## Set problem
Every record must be repeated exactly; omit any pictures they contain.

## Figure record extracts
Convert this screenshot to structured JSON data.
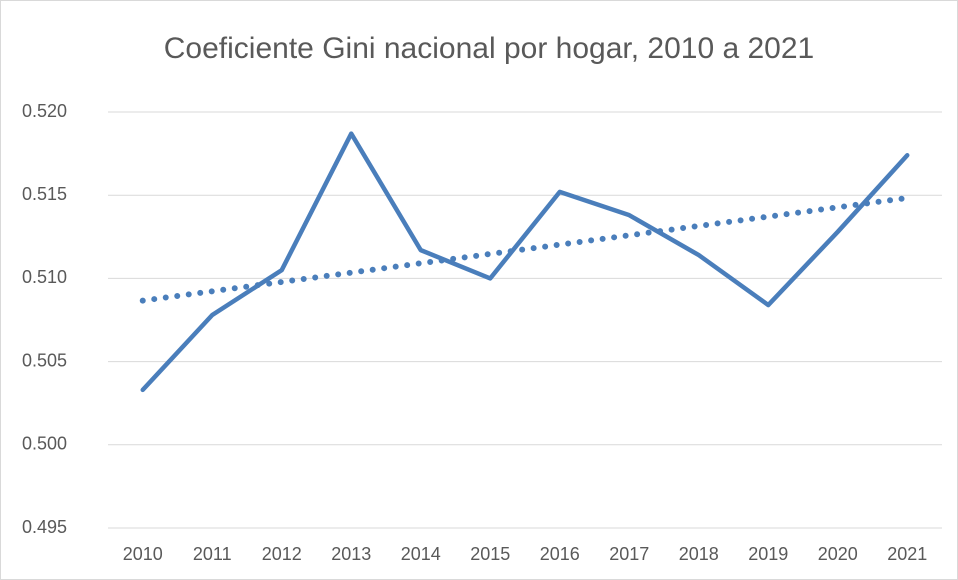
{
  "chart_data": {
    "type": "line",
    "title": "Coeficiente Gini nacional por hogar, 2010 a 2021",
    "categories": [
      "2010",
      "2011",
      "2012",
      "2013",
      "2014",
      "2015",
      "2016",
      "2017",
      "2018",
      "2019",
      "2020",
      "2021"
    ],
    "values": [
      0.5033,
      0.5078,
      0.5105,
      0.5187,
      0.5117,
      0.51,
      0.5152,
      0.5138,
      0.5114,
      0.5084,
      0.5128,
      0.5174
    ],
    "color": "#4a7ebb",
    "trendline": "linear",
    "ylim": [
      0.495,
      0.52
    ],
    "yticks": [
      0.495,
      {
        "value": 0.5,
        "label": "0.500"
      },
      0.505,
      {
        "value": 0.51,
        "label": "0.510"
      },
      0.515,
      {
        "value": 0.52,
        "label": "0.520"
      }
    ],
    "grid": true
  }
}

## Output
Convert this screenshot to structured JSON data.
{
  "chart_data": {
    "type": "line",
    "title": "Coeficiente Gini nacional por hogar, 2010 a 2021",
    "categories": [
      "2010",
      "2011",
      "2012",
      "2013",
      "2014",
      "2015",
      "2016",
      "2017",
      "2018",
      "2019",
      "2020",
      "2021"
    ],
    "values": [
      0.5033,
      0.5078,
      0.5105,
      0.5187,
      0.5117,
      0.51,
      0.5152,
      0.5138,
      0.5114,
      0.5084,
      0.5128,
      0.5174
    ],
    "color": "#4a7ebb",
    "trendline": "linear",
    "ylim": [
      0.495,
      0.52
    ],
    "yticks": [
      0.495,
      {
        "value": 0.5,
        "label": "0.500"
      },
      0.505,
      {
        "value": 0.51,
        "label": "0.510"
      },
      0.515,
      {
        "value": 0.52,
        "label": "0.520"
      }
    ],
    "grid": true
  }
}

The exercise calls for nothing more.